• _Rows_

▽

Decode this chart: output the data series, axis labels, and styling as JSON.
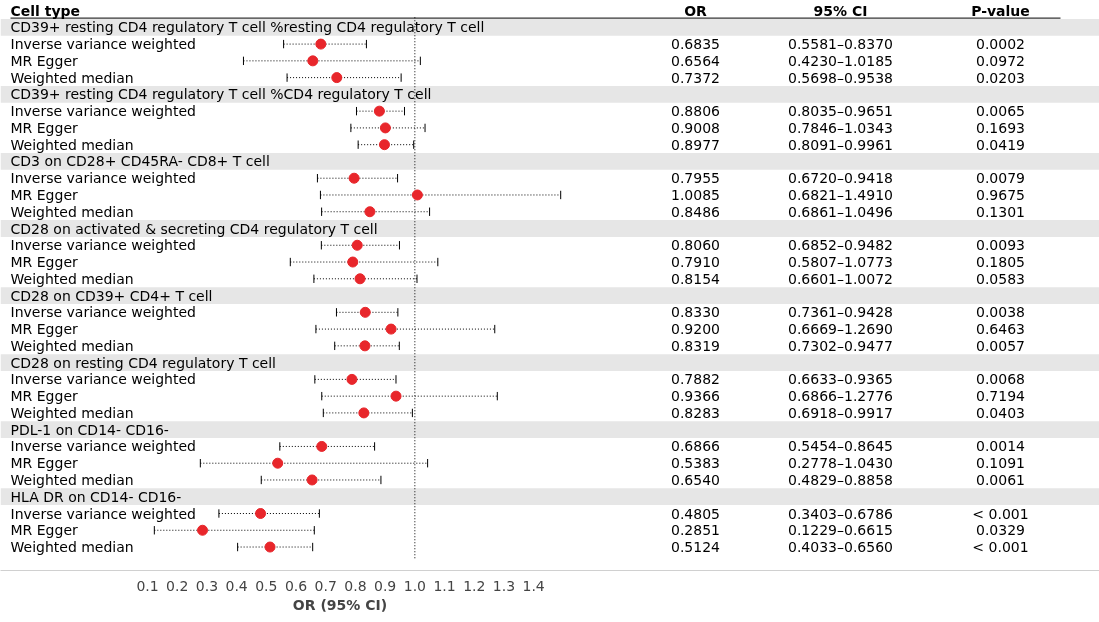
{
  "chart_data": {
    "type": "scatter",
    "orientation": "horizontal",
    "ylabel": "Cell type",
    "xlabel": "OR (95% CI)",
    "categories": [
      "CD39+ resting CD4 regulatory T cell %resting CD4 regulatory T cell",
      "Inverse variance weighted",
      "MR Egger",
      "Weighted median",
      "CD39+ resting CD4 regulatory T cell %CD4 regulatory T cell",
      "Inverse variance weighted",
      "MR Egger",
      "Weighted median",
      "CD3 on CD28+ CD45RA- CD8+ T cell",
      "Inverse variance weighted",
      "MR Egger",
      "Weighted median",
      "CD28 on activated & secreting CD4 regulatory T cell",
      "Inverse variance weighted",
      "MR Egger",
      "Weighted median",
      "CD28 on CD39+ CD4+ T cell",
      "Inverse variance weighted",
      "MR Egger",
      "Weighted median",
      "CD28 on resting CD4 regulatory T cell",
      "Inverse variance weighted",
      "MR Egger",
      "Weighted median",
      "PDL-1 on CD14- CD16-",
      "Inverse variance weighted",
      "MR Egger",
      "Weighted median",
      "HLA DR on CD14- CD16-",
      "Inverse variance weighted",
      "MR Egger",
      "Weighted median"
    ],
    "values": [
      null,
      0.6835,
      0.6564,
      0.7372,
      null,
      0.8806,
      0.9008,
      0.8977,
      null,
      0.7955,
      1.0085,
      0.8486,
      null,
      0.806,
      0.791,
      0.8154,
      null,
      0.833,
      0.92,
      0.8319,
      null,
      0.7882,
      0.9366,
      0.8283,
      null,
      0.6866,
      0.5383,
      0.654,
      null,
      0.4805,
      0.2851,
      0.5124
    ],
    "errors": [
      null,
      [
        0.5581,
        0.837
      ],
      [
        0.423,
        1.0185
      ],
      [
        0.5698,
        0.9538
      ],
      null,
      [
        0.8035,
        0.9651
      ],
      [
        0.7846,
        1.0343
      ],
      [
        0.8091,
        0.9961
      ],
      null,
      [
        0.672,
        0.9418
      ],
      [
        0.6821,
        1.491
      ],
      [
        0.6861,
        1.0496
      ],
      null,
      [
        0.6852,
        0.9482
      ],
      [
        0.5807,
        1.0773
      ],
      [
        0.6601,
        1.0072
      ],
      null,
      [
        0.7361,
        0.9428
      ],
      [
        0.6669,
        1.269
      ],
      [
        0.7302,
        0.9477
      ],
      null,
      [
        0.6633,
        0.9365
      ],
      [
        0.6866,
        1.2776
      ],
      [
        0.6918,
        0.9917
      ],
      null,
      [
        0.5454,
        0.8645
      ],
      [
        0.2778,
        1.043
      ],
      [
        0.4829,
        0.8858
      ],
      null,
      [
        0.3403,
        0.6786
      ],
      [
        0.1229,
        0.6615
      ],
      [
        0.4033,
        0.656
      ]
    ],
    "color": "#e8262b",
    "marker": "circle",
    "grid": false,
    "xlim": [
      -0.395,
      3.305
    ],
    "xticks": [
      0.1,
      0.2,
      0.3,
      0.4,
      0.5,
      0.6,
      0.7,
      0.8,
      0.9,
      {
        "value": 1.0,
        "label": "1.0"
      },
      1.1,
      1.2,
      1.3,
      1.4
    ],
    "ref_lines": [
      {
        "axis": "x",
        "value": 1.0,
        "line_style": "dotted",
        "color": "#000000"
      }
    ],
    "annotations": [
      "OR",
      "95% CI",
      "P-value",
      "0.6835",
      "0.5581–0.8370",
      "0.0002",
      "0.6564",
      "0.4230–1.0185",
      "0.0972",
      "0.7372",
      "0.5698–0.9538",
      "0.0203",
      "0.8806",
      "0.8035–0.9651",
      "0.0065",
      "0.9008",
      "0.7846–1.0343",
      "0.1693",
      "0.8977",
      "0.8091–0.9961",
      "0.0419",
      "0.7955",
      "0.6720–0.9418",
      "0.0079",
      "1.0085",
      "0.6821–1.4910",
      "0.9675",
      "0.8486",
      "0.6861–1.0496",
      "0.1301",
      "0.8060",
      "0.6852–0.9482",
      "0.0093",
      "0.7910",
      "0.5807–1.0773",
      "0.1805",
      "0.8154",
      "0.6601–1.0072",
      "0.0583",
      "0.8330",
      "0.7361–0.9428",
      "0.0038",
      "0.9200",
      "0.6669–1.2690",
      "0.6463",
      "0.8319",
      "0.7302–0.9477",
      "0.0057",
      "0.7882",
      "0.6633–0.9365",
      "0.0068",
      "0.9366",
      "0.6866–1.2776",
      "0.7194",
      "0.8283",
      "0.6918–0.9917",
      "0.0403",
      "0.6866",
      "0.5454–0.8645",
      "0.0014",
      "0.5383",
      "0.2778–1.0430",
      "0.1091",
      "0.6540",
      "0.4829–0.8858",
      "0.0061",
      "0.4805",
      "0.3403–0.6786",
      "< 0.001",
      "0.2851",
      "0.1229–0.6615",
      "0.0329",
      "0.5124",
      "0.4033–0.6560",
      "< 0.001"
    ]
  }
}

△

• _Requirement_
Exclude the images, then output the data above word for word.

• _Answer to the problem_
Decode this chart: output the data series, axis labels, and styling as JSON.
{
  "chart_data": {
    "type": "scatter",
    "orientation": "horizontal",
    "ylabel": "Cell type",
    "xlabel": "OR (95% CI)",
    "categories": [
      "CD39+ resting CD4 regulatory T cell %resting CD4 regulatory T cell",
      "Inverse variance weighted",
      "MR Egger",
      "Weighted median",
      "CD39+ resting CD4 regulatory T cell %CD4 regulatory T cell",
      "Inverse variance weighted",
      "MR Egger",
      "Weighted median",
      "CD3 on CD28+ CD45RA- CD8+ T cell",
      "Inverse variance weighted",
      "MR Egger",
      "Weighted median",
      "CD28 on activated & secreting CD4 regulatory T cell",
      "Inverse variance weighted",
      "MR Egger",
      "Weighted median",
      "CD28 on CD39+ CD4+ T cell",
      "Inverse variance weighted",
      "MR Egger",
      "Weighted median",
      "CD28 on resting CD4 regulatory T cell",
      "Inverse variance weighted",
      "MR Egger",
      "Weighted median",
      "PDL-1 on CD14- CD16-",
      "Inverse variance weighted",
      "MR Egger",
      "Weighted median",
      "HLA DR on CD14- CD16-",
      "Inverse variance weighted",
      "MR Egger",
      "Weighted median"
    ],
    "values": [
      null,
      0.6835,
      0.6564,
      0.7372,
      null,
      0.8806,
      0.9008,
      0.8977,
      null,
      0.7955,
      1.0085,
      0.8486,
      null,
      0.806,
      0.791,
      0.8154,
      null,
      0.833,
      0.92,
      0.8319,
      null,
      0.7882,
      0.9366,
      0.8283,
      null,
      0.6866,
      0.5383,
      0.654,
      null,
      0.4805,
      0.2851,
      0.5124
    ],
    "errors": [
      null,
      [
        0.5581,
        0.837
      ],
      [
        0.423,
        1.0185
      ],
      [
        0.5698,
        0.9538
      ],
      null,
      [
        0.8035,
        0.9651
      ],
      [
        0.7846,
        1.0343
      ],
      [
        0.8091,
        0.9961
      ],
      null,
      [
        0.672,
        0.9418
      ],
      [
        0.6821,
        1.491
      ],
      [
        0.6861,
        1.0496
      ],
      null,
      [
        0.6852,
        0.9482
      ],
      [
        0.5807,
        1.0773
      ],
      [
        0.6601,
        1.0072
      ],
      null,
      [
        0.7361,
        0.9428
      ],
      [
        0.6669,
        1.269
      ],
      [
        0.7302,
        0.9477
      ],
      null,
      [
        0.6633,
        0.9365
      ],
      [
        0.6866,
        1.2776
      ],
      [
        0.6918,
        0.9917
      ],
      null,
      [
        0.5454,
        0.8645
      ],
      [
        0.2778,
        1.043
      ],
      [
        0.4829,
        0.8858
      ],
      null,
      [
        0.3403,
        0.6786
      ],
      [
        0.1229,
        0.6615
      ],
      [
        0.4033,
        0.656
      ]
    ],
    "color": "#e8262b",
    "marker": "circle",
    "grid": false,
    "xlim": [
      -0.395,
      3.305
    ],
    "xticks": [
      0.1,
      0.2,
      0.3,
      0.4,
      0.5,
      0.6,
      0.7,
      0.8,
      0.9,
      {
        "value": 1.0,
        "label": "1.0"
      },
      1.1,
      1.2,
      1.3,
      1.4
    ],
    "ref_lines": [
      {
        "axis": "x",
        "value": 1.0,
        "line_style": "dotted",
        "color": "#000000"
      }
    ],
    "annotations": [
      "OR",
      "95% CI",
      "P-value",
      "0.6835",
      "0.5581–0.8370",
      "0.0002",
      "0.6564",
      "0.4230–1.0185",
      "0.0972",
      "0.7372",
      "0.5698–0.9538",
      "0.0203",
      "0.8806",
      "0.8035–0.9651",
      "0.0065",
      "0.9008",
      "0.7846–1.0343",
      "0.1693",
      "0.8977",
      "0.8091–0.9961",
      "0.0419",
      "0.7955",
      "0.6720–0.9418",
      "0.0079",
      "1.0085",
      "0.6821–1.4910",
      "0.9675",
      "0.8486",
      "0.6861–1.0496",
      "0.1301",
      "0.8060",
      "0.6852–0.9482",
      "0.0093",
      "0.7910",
      "0.5807–1.0773",
      "0.1805",
      "0.8154",
      "0.6601–1.0072",
      "0.0583",
      "0.8330",
      "0.7361–0.9428",
      "0.0038",
      "0.9200",
      "0.6669–1.2690",
      "0.6463",
      "0.8319",
      "0.7302–0.9477",
      "0.0057",
      "0.7882",
      "0.6633–0.9365",
      "0.0068",
      "0.9366",
      "0.6866–1.2776",
      "0.7194",
      "0.8283",
      "0.6918–0.9917",
      "0.0403",
      "0.6866",
      "0.5454–0.8645",
      "0.0014",
      "0.5383",
      "0.2778–1.0430",
      "0.1091",
      "0.6540",
      "0.4829–0.8858",
      "0.0061",
      "0.4805",
      "0.3403–0.6786",
      "< 0.001",
      "0.2851",
      "0.1229–0.6615",
      "0.0329",
      "0.5124",
      "0.4033–0.6560",
      "< 0.001"
    ]
  }
}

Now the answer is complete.